● **Written request**:
Reproduce the following material exactly, including every line.

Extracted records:
=======
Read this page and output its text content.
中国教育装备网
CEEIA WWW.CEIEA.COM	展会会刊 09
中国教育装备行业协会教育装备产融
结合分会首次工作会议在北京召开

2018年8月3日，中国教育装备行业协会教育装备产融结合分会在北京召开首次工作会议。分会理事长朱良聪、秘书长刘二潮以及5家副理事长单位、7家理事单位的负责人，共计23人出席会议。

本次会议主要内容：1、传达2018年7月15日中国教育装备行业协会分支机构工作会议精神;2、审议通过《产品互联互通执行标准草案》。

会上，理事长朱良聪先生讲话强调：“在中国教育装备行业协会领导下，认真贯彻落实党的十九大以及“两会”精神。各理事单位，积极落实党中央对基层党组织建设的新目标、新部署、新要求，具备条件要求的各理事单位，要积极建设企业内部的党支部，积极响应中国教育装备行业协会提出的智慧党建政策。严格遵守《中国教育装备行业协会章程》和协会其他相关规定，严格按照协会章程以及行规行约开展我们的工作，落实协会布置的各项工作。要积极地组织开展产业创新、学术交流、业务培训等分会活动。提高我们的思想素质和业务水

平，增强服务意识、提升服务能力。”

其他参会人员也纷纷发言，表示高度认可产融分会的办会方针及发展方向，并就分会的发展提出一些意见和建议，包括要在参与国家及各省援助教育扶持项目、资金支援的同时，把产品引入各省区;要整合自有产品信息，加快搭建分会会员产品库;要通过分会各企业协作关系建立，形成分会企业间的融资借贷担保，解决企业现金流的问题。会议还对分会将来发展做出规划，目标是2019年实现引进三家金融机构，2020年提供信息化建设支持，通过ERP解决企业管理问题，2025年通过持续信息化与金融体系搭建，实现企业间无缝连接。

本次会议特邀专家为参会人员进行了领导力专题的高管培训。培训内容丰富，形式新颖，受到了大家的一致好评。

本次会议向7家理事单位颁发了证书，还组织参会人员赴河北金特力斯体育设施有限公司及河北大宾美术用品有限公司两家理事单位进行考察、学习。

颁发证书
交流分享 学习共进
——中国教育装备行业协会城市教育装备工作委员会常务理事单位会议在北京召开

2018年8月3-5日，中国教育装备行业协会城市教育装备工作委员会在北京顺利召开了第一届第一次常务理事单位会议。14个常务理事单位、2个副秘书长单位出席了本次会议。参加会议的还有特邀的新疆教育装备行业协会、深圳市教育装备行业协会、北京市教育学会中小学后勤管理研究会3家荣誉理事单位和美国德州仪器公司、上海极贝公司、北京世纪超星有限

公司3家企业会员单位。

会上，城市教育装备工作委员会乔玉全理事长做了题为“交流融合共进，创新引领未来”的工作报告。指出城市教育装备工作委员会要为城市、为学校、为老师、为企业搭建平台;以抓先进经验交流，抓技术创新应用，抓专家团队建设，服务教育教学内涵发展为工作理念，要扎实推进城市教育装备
=======
● **The solution**:
Read this page and output its text content.
中国教育装备网
CEEIA WWW.CEIEA.COM	展会会刊 09
中国教育装备行业协会教育装备产融
结合分会首次工作会议在北京召开

2018年8月3日，中国教育装备行业协会教育装备产融结合分会在北京召开首次工作会议。分会理事长朱良聪、秘书长刘二潮以及5家副理事长单位、7家理事单位的负责人，共计23人出席会议。

本次会议主要内容：1、传达2018年7月15日中国教育装备行业协会分支机构工作会议精神;2、审议通过《产品互联互通执行标准草案》。

会上，理事长朱良聪先生讲话强调：“在中国教育装备行业协会领导下，认真贯彻落实党的十九大以及“两会”精神。各理事单位，积极落实党中央对基层党组织建设的新目标、新部署、新要求，具备条件要求的各理事单位，要积极建设企业内部的党支部，积极响应中国教育装备行业协会提出的智慧党建政策。严格遵守《中国教育装备行业协会章程》和协会其他相关规定，严格按照协会章程以及行规行约开展我们的工作，落实协会布置的各项工作。要积极地组织开展产业创新、学术交流、业务培训等分会活动。提高我们的思想素质和业务水

平，增强服务意识、提升服务能力。”

其他参会人员也纷纷发言，表示高度认可产融分会的办会方针及发展方向，并就分会的发展提出一些意见和建议，包括要在参与国家及各省援助教育扶持项目、资金支援的同时，把产品引入各省区;要整合自有产品信息，加快搭建分会会员产品库;要通过分会各企业协作关系建立，形成分会企业间的融资借贷担保，解决企业现金流的问题。会议还对分会将来发展做出规划，目标是2019年实现引进三家金融机构，2020年提供信息化建设支持，通过ERP解决企业管理问题，2025年通过持续信息化与金融体系搭建，实现企业间无缝连接。

本次会议特邀专家为参会人员进行了领导力专题的高管培训。培训内容丰富，形式新颖，受到了大家的一致好评。

本次会议向7家理事单位颁发了证书，还组织参会人员赴河北金特力斯体育设施有限公司及河北大宾美术用品有限公司两家理事单位进行考察、学习。

颁发证书
交流分享 学习共进
——中国教育装备行业协会城市教育装备工作委员会常务理事单位会议在北京召开

2018年8月3-5日，中国教育装备行业协会城市教育装备工作委员会在北京顺利召开了第一届第一次常务理事单位会议。14个常务理事单位、2个副秘书长单位出席了本次会议。参加会议的还有特邀的新疆教育装备行业协会、深圳市教育装备行业协会、北京市教育学会中小学后勤管理研究会3家荣誉理事单位和美国德州仪器公司、上海极贝公司、北京世纪超星有限

公司3家企业会员单位。

会上，城市教育装备工作委员会乔玉全理事长做了题为“交流融合共进，创新引领未来”的工作报告。指出城市教育装备工作委员会要为城市、为学校、为老师、为企业搭建平台;以抓先进经验交流，抓技术创新应用，抓专家团队建设，服务教育教学内涵发展为工作理念，要扎实推进城市教育装备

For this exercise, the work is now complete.